EXERCISE PROMPT: Lines containing the word "RRCG" are the ones to copy from the records below.

MATERIAL SUPPLIED:
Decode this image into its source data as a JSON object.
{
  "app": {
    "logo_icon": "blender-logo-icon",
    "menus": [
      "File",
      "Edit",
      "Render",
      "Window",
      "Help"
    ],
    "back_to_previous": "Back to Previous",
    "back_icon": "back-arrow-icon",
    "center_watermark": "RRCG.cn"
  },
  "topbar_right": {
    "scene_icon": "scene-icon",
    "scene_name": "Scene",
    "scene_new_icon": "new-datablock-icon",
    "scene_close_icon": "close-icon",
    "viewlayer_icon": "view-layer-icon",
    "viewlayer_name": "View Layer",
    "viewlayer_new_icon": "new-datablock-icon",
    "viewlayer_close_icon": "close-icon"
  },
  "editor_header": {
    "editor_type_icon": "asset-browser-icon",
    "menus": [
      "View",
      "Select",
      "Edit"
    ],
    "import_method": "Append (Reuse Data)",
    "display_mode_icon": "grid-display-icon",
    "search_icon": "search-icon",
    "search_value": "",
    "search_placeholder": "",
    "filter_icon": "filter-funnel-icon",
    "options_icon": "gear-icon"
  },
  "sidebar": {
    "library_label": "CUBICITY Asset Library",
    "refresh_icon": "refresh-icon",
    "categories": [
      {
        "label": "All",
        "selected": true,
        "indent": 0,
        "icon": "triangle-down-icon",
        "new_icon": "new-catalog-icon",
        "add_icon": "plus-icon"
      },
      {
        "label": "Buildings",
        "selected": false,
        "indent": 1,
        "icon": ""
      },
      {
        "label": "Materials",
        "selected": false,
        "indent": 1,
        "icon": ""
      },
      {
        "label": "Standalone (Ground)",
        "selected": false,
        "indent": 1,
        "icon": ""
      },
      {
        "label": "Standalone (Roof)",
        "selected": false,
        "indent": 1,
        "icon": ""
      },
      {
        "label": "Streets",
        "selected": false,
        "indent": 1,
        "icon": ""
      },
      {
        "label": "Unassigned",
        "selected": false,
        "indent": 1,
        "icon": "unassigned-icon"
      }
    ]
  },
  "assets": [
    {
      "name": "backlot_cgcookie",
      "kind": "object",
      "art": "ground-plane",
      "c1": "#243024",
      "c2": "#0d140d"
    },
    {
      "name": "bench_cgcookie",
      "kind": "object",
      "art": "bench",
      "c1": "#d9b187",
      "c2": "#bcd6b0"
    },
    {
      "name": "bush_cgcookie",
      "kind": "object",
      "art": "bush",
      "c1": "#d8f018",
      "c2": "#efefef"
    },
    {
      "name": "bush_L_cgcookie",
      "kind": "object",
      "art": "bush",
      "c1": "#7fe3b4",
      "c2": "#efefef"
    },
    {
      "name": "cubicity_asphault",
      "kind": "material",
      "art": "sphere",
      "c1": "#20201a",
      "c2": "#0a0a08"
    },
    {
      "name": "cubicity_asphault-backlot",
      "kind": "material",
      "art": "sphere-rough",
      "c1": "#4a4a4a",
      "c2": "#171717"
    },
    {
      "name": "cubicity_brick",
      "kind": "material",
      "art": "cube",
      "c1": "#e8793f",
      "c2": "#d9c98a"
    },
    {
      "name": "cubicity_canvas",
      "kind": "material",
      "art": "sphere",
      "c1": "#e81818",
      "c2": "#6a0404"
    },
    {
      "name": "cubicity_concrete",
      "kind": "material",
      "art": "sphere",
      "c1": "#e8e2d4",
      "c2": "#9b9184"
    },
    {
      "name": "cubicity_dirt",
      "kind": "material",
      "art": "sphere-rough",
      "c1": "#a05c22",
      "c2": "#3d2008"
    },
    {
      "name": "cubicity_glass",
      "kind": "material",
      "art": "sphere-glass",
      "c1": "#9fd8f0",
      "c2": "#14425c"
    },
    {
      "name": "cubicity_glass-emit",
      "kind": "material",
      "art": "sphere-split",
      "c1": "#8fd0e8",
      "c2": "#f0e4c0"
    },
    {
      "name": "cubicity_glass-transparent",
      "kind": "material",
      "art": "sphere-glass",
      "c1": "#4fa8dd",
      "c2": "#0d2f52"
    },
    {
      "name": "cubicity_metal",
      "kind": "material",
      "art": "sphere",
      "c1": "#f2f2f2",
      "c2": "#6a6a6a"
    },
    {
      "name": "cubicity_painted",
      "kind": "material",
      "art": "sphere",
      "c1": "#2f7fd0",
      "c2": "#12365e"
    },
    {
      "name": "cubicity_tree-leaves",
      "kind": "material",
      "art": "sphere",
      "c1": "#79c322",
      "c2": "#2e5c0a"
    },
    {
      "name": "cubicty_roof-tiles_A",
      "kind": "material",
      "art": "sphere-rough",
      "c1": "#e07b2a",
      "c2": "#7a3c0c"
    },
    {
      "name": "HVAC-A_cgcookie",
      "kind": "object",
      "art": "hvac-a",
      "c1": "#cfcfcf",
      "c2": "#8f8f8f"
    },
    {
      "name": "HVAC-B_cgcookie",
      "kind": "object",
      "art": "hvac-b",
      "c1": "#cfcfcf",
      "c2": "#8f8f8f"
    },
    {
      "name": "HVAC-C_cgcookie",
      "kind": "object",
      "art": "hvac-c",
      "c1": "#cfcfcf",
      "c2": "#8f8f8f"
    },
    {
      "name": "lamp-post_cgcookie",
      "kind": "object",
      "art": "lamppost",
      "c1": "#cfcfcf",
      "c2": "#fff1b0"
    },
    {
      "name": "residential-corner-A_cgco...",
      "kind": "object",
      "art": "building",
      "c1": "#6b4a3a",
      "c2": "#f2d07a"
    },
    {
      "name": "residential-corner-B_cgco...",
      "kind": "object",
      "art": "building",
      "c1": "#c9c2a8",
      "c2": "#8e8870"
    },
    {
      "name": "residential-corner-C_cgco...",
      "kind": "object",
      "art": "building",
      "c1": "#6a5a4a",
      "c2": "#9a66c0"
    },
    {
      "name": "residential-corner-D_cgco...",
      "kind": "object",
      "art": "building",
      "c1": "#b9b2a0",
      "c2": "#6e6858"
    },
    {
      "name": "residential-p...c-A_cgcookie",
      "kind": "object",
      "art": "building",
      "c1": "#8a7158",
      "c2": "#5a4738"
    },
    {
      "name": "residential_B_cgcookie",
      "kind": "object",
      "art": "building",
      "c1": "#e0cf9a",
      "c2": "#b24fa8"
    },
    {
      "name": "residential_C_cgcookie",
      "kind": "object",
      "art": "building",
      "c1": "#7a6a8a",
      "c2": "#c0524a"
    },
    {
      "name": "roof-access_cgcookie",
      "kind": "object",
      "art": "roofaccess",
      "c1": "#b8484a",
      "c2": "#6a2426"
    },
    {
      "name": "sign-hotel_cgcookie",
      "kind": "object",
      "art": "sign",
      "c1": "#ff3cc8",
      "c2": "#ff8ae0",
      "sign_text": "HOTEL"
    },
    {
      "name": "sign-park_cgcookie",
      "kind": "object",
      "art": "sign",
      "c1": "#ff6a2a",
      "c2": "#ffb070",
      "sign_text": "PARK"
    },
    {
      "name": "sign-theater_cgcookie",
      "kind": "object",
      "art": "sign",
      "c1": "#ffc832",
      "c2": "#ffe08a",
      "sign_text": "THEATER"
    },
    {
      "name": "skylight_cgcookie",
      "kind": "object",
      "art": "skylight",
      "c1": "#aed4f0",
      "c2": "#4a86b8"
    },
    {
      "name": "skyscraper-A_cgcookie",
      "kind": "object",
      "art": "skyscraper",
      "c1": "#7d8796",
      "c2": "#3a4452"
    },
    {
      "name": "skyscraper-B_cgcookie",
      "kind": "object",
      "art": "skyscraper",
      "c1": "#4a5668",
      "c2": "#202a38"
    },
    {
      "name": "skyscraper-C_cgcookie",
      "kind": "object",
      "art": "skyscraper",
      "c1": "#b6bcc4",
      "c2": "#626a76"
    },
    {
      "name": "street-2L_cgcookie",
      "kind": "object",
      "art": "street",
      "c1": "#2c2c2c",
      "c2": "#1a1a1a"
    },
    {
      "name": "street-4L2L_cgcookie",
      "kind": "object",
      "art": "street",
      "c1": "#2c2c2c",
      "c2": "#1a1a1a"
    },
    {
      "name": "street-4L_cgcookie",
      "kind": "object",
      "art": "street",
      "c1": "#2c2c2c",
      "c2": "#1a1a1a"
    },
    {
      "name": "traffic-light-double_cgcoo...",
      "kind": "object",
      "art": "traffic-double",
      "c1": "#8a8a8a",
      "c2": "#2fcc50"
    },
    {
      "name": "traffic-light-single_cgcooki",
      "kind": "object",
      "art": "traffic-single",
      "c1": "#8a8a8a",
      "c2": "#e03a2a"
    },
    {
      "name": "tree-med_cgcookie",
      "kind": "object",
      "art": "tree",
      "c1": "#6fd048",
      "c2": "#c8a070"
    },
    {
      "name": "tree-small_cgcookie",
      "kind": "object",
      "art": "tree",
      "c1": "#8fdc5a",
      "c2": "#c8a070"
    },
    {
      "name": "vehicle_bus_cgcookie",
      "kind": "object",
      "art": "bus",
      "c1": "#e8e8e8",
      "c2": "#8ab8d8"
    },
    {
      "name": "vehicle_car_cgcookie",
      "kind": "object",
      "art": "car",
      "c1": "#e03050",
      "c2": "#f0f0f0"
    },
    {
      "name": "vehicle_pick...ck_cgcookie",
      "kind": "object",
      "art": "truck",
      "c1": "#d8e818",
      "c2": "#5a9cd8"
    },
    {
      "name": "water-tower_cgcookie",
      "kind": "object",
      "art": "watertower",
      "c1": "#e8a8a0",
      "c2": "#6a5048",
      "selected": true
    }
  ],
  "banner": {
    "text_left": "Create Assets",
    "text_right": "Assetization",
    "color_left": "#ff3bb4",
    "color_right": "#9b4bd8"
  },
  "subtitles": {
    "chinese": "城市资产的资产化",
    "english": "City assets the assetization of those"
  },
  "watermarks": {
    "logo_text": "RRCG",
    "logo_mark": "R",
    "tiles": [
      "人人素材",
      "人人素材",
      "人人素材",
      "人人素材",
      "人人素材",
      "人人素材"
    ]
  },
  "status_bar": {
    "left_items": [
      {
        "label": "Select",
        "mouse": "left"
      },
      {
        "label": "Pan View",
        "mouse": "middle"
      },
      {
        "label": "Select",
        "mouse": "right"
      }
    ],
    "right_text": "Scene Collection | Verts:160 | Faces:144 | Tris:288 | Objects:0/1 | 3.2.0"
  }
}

RESPONSE FOR THIS EXERCISE:
    "center_watermark": "RRCG.cn"
    "logo_text": "RRCG",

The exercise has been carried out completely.